- Set problem -
All entries are to be given again verbatim.

(Source data)

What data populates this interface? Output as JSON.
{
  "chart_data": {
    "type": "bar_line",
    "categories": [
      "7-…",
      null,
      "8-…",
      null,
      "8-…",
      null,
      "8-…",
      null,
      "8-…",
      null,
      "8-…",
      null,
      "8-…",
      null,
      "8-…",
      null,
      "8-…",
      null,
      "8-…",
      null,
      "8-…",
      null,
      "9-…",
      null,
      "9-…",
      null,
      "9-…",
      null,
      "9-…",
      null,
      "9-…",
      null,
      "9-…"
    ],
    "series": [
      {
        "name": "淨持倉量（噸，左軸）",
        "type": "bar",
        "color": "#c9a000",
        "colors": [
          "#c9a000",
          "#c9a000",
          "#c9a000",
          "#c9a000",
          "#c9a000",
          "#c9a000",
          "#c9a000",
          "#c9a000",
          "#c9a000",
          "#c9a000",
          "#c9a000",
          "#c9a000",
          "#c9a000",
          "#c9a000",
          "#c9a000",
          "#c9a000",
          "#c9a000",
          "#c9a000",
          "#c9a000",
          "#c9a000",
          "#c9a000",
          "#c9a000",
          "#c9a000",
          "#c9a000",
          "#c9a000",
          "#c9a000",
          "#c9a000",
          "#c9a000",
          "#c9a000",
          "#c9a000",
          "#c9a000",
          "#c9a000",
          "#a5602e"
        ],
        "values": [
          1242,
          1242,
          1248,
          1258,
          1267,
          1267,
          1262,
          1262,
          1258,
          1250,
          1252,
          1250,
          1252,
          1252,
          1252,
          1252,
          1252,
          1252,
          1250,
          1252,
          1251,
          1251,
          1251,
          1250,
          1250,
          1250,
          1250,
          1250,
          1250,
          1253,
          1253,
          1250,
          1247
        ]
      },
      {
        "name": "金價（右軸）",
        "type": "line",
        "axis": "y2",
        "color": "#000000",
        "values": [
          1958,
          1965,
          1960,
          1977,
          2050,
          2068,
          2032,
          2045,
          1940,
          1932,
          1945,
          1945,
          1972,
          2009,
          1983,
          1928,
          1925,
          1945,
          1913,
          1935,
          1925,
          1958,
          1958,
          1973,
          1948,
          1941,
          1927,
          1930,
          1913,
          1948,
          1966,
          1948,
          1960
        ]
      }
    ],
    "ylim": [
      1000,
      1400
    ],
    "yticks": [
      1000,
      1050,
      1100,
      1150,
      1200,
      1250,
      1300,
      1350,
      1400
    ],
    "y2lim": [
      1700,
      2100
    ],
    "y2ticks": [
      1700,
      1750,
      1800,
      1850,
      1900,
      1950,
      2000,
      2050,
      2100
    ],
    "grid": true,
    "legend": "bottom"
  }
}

- Task result -
What data populates this interface? Output as JSON.
{
  "chart_data": {
    "type": "bar_line",
    "categories": [
      "7-…",
      null,
      "8-…",
      null,
      "8-…",
      null,
      "8-…",
      null,
      "8-…",
      null,
      "8-…",
      null,
      "8-…",
      null,
      "8-…",
      null,
      "8-…",
      null,
      "8-…",
      null,
      "8-…",
      null,
      "9-…",
      null,
      "9-…",
      null,
      "9-…",
      null,
      "9-…",
      null,
      "9-…",
      null,
      "9-…"
    ],
    "series": [
      {
        "name": "淨持倉量（噸，左軸）",
        "type": "bar",
        "color": "#c9a000",
        "colors": [
          "#c9a000",
          "#c9a000",
          "#c9a000",
          "#c9a000",
          "#c9a000",
          "#c9a000",
          "#c9a000",
          "#c9a000",
          "#c9a000",
          "#c9a000",
          "#c9a000",
          "#c9a000",
          "#c9a000",
          "#c9a000",
          "#c9a000",
          "#c9a000",
          "#c9a000",
          "#c9a000",
          "#c9a000",
          "#c9a000",
          "#c9a000",
          "#c9a000",
          "#c9a000",
          "#c9a000",
          "#c9a000",
          "#c9a000",
          "#c9a000",
          "#c9a000",
          "#c9a000",
          "#c9a000",
          "#c9a000",
          "#c9a000",
          "#a5602e"
        ],
        "values": [
          1242,
          1242,
          1248,
          1258,
          1267,
          1267,
          1262,
          1262,
          1258,
          1250,
          1252,
          1250,
          1252,
          1252,
          1252,
          1252,
          1252,
          1252,
          1250,
          1252,
          1251,
          1251,
          1251,
          1250,
          1250,
          1250,
          1250,
          1250,
          1250,
          1253,
          1253,
          1250,
          1247
        ]
      },
      {
        "name": "金價（右軸）",
        "type": "line",
        "axis": "y2",
        "color": "#000000",
        "values": [
          1958,
          1965,
          1960,
          1977,
          2050,
          2068,
          2032,
          2045,
          1940,
          1932,
          1945,
          1945,
          1972,
          2009,
          1983,
          1928,
          1925,
          1945,
          1913,
          1935,
          1925,
          1958,
          1958,
          1973,
          1948,
          1941,
          1927,
          1930,
          1913,
          1948,
          1966,
          1948,
          1960
        ]
      }
    ],
    "ylim": [
      1000,
      1400
    ],
    "yticks": [
      1000,
      1050,
      1100,
      1150,
      1200,
      1250,
      1300,
      1350,
      1400
    ],
    "y2lim": [
      1700,
      2100
    ],
    "y2ticks": [
      1700,
      1750,
      1800,
      1850,
      1900,
      1950,
      2000,
      2050,
      2100
    ],
    "grid": true,
    "legend": "bottom"
  }
}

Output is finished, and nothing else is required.